-- Data to use --
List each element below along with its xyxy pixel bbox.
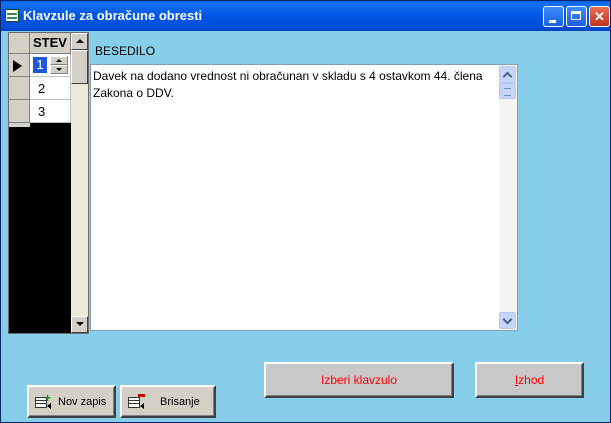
besedilo-text: Davek na dodano vrednost ni obračunan v … xyxy=(93,69,486,100)
brisanje-label: Brisanje xyxy=(160,396,200,408)
brisanje-button[interactable]: Brisanje xyxy=(120,385,216,418)
grid-cell-stev[interactable]: 3 xyxy=(30,100,71,123)
memo-scrollbar[interactable] xyxy=(499,66,516,329)
delete-record-icon xyxy=(128,393,145,409)
record-selector-column xyxy=(9,33,30,127)
records-grid[interactable]: STEV 1 2 3 xyxy=(8,32,89,334)
besedilo-textarea[interactable]: Davek na dodano vrednost ni obračunan v … xyxy=(90,64,518,331)
close-button[interactable]: ✕ xyxy=(589,6,610,27)
scroll-down-button[interactable] xyxy=(499,312,516,329)
spin-down-button[interactable] xyxy=(50,65,68,74)
scroll-thumb[interactable] xyxy=(499,83,516,99)
scroll-thumb[interactable] xyxy=(71,50,88,84)
app-icon xyxy=(5,9,19,22)
record-selector[interactable] xyxy=(9,100,30,123)
izhod-label: zhod xyxy=(518,373,545,387)
spin-up-button[interactable] xyxy=(50,56,68,65)
izberi-klavzulo-button[interactable]: Izberi klavzulo xyxy=(264,362,454,398)
grid-cell-stev[interactable]: 2 xyxy=(30,77,71,100)
grid-corner xyxy=(9,33,30,54)
scroll-down-button[interactable] xyxy=(71,316,88,333)
besedilo-label: BESEDILO xyxy=(95,44,156,58)
izhod-button[interactable]: Izhod xyxy=(475,362,584,398)
cell-value: 2 xyxy=(38,81,46,96)
record-selector[interactable] xyxy=(9,77,30,100)
title-bar[interactable]: Klavzule za obračune obresti ✕ xyxy=(1,1,610,31)
minimize-button[interactable] xyxy=(543,6,564,27)
grid-scrollbar[interactable] xyxy=(71,33,88,333)
column-header-stev[interactable]: STEV xyxy=(30,33,71,54)
cell-value: 1 xyxy=(33,57,47,73)
cell-value: 3 xyxy=(38,104,46,119)
current-row-pointer-icon xyxy=(13,60,22,72)
add-record-icon: + xyxy=(35,391,51,409)
window-title: Klavzule za obračune obresti xyxy=(23,8,203,23)
scroll-up-button[interactable] xyxy=(499,66,516,83)
maximize-button[interactable] xyxy=(566,6,587,27)
grid-cell-stev[interactable]: 1 xyxy=(30,54,71,77)
scroll-up-button[interactable] xyxy=(71,33,88,50)
record-selector[interactable] xyxy=(9,54,30,77)
nov-zapis-button[interactable]: + Nov zapis xyxy=(27,385,116,418)
nov-zapis-label: Nov zapis xyxy=(58,396,107,408)
app-window: Klavzule za obračune obresti ✕ STEV 1 2 … xyxy=(0,0,611,423)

-- Exercise objective --
Echo the data above line for line, leaving out the picture.

-- Finished task --
List each element below along with its xyxy pixel bbox.
besedilo-text: Davek na dodano vrednost ni obračunan v … xyxy=(93,69,486,100)
brisanje-label: Brisanje xyxy=(160,396,200,408)
brisanje-button[interactable]: Brisanje xyxy=(120,385,216,418)
grid-cell-stev[interactable]: 3 xyxy=(30,100,71,123)
memo-scrollbar[interactable] xyxy=(499,66,516,329)
delete-record-icon xyxy=(128,393,145,409)
record-selector-column xyxy=(9,33,30,127)
records-grid[interactable]: STEV 1 2 3 xyxy=(8,32,89,334)
besedilo-textarea[interactable]: Davek na dodano vrednost ni obračunan v … xyxy=(90,64,518,331)
close-button[interactable]: ✕ xyxy=(589,6,610,27)
scroll-down-button[interactable] xyxy=(499,312,516,329)
spin-down-button[interactable] xyxy=(50,65,68,74)
scroll-thumb[interactable] xyxy=(499,83,516,99)
scroll-thumb[interactable] xyxy=(71,50,88,84)
app-icon xyxy=(5,9,19,22)
record-selector[interactable] xyxy=(9,100,30,123)
izhod-label: zhod xyxy=(518,373,545,387)
spin-up-button[interactable] xyxy=(50,56,68,65)
izberi-klavzulo-button[interactable]: Izberi klavzulo xyxy=(264,362,454,398)
grid-cell-stev[interactable]: 2 xyxy=(30,77,71,100)
grid-corner xyxy=(9,33,30,54)
scroll-down-button[interactable] xyxy=(71,316,88,333)
besedilo-label: BESEDILO xyxy=(95,44,156,58)
izhod-button[interactable]: Izhod xyxy=(475,362,584,398)
cell-value: 2 xyxy=(38,81,46,96)
record-selector[interactable] xyxy=(9,77,30,100)
title-bar[interactable]: Klavzule za obračune obresti ✕ xyxy=(1,1,610,31)
minimize-button[interactable] xyxy=(543,6,564,27)
grid-scrollbar[interactable] xyxy=(71,33,88,333)
column-header-stev[interactable]: STEV xyxy=(30,33,71,54)
cell-value: 1 xyxy=(33,57,47,73)
cell-value: 3 xyxy=(38,104,46,119)
current-row-pointer-icon xyxy=(13,60,22,72)
add-record-icon: + xyxy=(35,391,51,409)
window-title: Klavzule za obračune obresti xyxy=(23,8,203,23)
scroll-up-button[interactable] xyxy=(499,66,516,83)
maximize-button[interactable] xyxy=(566,6,587,27)
grid-cell-stev[interactable]: 1 xyxy=(30,54,71,77)
scroll-up-button[interactable] xyxy=(71,33,88,50)
record-selector[interactable] xyxy=(9,54,30,77)
nov-zapis-button[interactable]: + Nov zapis xyxy=(27,385,116,418)
nov-zapis-label: Nov zapis xyxy=(58,396,107,408)
app-window: Klavzule za obračune obresti ✕ STEV 1 2 … xyxy=(0,0,611,423)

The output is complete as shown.